**PROVIDED INFORMATION**
● ● ● ● ●

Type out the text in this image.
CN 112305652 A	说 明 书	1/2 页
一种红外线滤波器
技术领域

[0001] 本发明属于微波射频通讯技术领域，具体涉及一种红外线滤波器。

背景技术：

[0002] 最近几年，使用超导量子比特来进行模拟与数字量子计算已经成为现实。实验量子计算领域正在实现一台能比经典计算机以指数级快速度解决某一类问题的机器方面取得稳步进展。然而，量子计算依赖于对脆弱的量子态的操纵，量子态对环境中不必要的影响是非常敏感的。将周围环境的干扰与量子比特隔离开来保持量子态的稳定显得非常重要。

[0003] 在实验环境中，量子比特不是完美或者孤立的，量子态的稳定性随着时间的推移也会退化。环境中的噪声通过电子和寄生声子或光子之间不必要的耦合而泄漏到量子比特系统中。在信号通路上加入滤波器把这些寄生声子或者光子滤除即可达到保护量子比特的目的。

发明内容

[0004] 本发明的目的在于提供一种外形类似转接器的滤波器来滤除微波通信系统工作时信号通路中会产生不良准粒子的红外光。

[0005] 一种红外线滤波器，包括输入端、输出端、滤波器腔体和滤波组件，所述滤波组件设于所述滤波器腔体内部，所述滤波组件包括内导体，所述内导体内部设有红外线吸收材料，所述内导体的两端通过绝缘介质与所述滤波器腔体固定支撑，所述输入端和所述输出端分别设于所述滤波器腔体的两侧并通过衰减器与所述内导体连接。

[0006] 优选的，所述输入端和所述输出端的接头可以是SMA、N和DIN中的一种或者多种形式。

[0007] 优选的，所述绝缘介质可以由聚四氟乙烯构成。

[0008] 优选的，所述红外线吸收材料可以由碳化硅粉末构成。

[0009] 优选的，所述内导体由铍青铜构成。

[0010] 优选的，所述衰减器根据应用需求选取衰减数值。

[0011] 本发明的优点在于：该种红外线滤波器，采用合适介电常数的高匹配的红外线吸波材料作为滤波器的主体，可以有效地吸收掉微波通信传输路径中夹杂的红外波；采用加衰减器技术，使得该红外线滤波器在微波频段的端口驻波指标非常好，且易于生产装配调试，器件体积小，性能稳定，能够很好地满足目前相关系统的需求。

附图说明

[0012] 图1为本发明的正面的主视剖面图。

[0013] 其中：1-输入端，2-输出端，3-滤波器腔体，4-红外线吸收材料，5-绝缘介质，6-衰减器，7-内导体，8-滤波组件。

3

● ● ● ● ●

**WHAT THIS TASK INVOLVES**
Print the whole listing again, exactly.

**PROBLEM SOLUTION**
Type out the text in this image.
CN 112305652 A	说 明 书	1/2 页
一种红外线滤波器
技术领域

[0001] 本发明属于微波射频通讯技术领域，具体涉及一种红外线滤波器。

背景技术：

[0002] 最近几年，使用超导量子比特来进行模拟与数字量子计算已经成为现实。实验量子计算领域正在实现一台能比经典计算机以指数级快速度解决某一类问题的机器方面取得稳步进展。然而，量子计算依赖于对脆弱的量子态的操纵，量子态对环境中不必要的影响是非常敏感的。将周围环境的干扰与量子比特隔离开来保持量子态的稳定显得非常重要。

[0003] 在实验环境中，量子比特不是完美或者孤立的，量子态的稳定性随着时间的推移也会退化。环境中的噪声通过电子和寄生声子或光子之间不必要的耦合而泄漏到量子比特系统中。在信号通路上加入滤波器把这些寄生声子或者光子滤除即可达到保护量子比特的目的。

发明内容

[0004] 本发明的目的在于提供一种外形类似转接器的滤波器来滤除微波通信系统工作时信号通路中会产生不良准粒子的红外光。

[0005] 一种红外线滤波器，包括输入端、输出端、滤波器腔体和滤波组件，所述滤波组件设于所述滤波器腔体内部，所述滤波组件包括内导体，所述内导体内部设有红外线吸收材料，所述内导体的两端通过绝缘介质与所述滤波器腔体固定支撑，所述输入端和所述输出端分别设于所述滤波器腔体的两侧并通过衰减器与所述内导体连接。

[0006] 优选的，所述输入端和所述输出端的接头可以是SMA、N和DIN中的一种或者多种形式。

[0007] 优选的，所述绝缘介质可以由聚四氟乙烯构成。

[0008] 优选的，所述红外线吸收材料可以由碳化硅粉末构成。

[0009] 优选的，所述内导体由铍青铜构成。

[0010] 优选的，所述衰减器根据应用需求选取衰减数值。

[0011] 本发明的优点在于：该种红外线滤波器，采用合适介电常数的高匹配的红外线吸波材料作为滤波器的主体，可以有效地吸收掉微波通信传输路径中夹杂的红外波；采用加衰减器技术，使得该红外线滤波器在微波频段的端口驻波指标非常好，且易于生产装配调试，器件体积小，性能稳定，能够很好地满足目前相关系统的需求。

附图说明

[0012] 图1为本发明的正面的主视剖面图。

[0013] 其中：1-输入端，2-输出端，3-滤波器腔体，4-红外线吸收材料，5-绝缘介质，6-衰减器，7-内导体，8-滤波组件。

3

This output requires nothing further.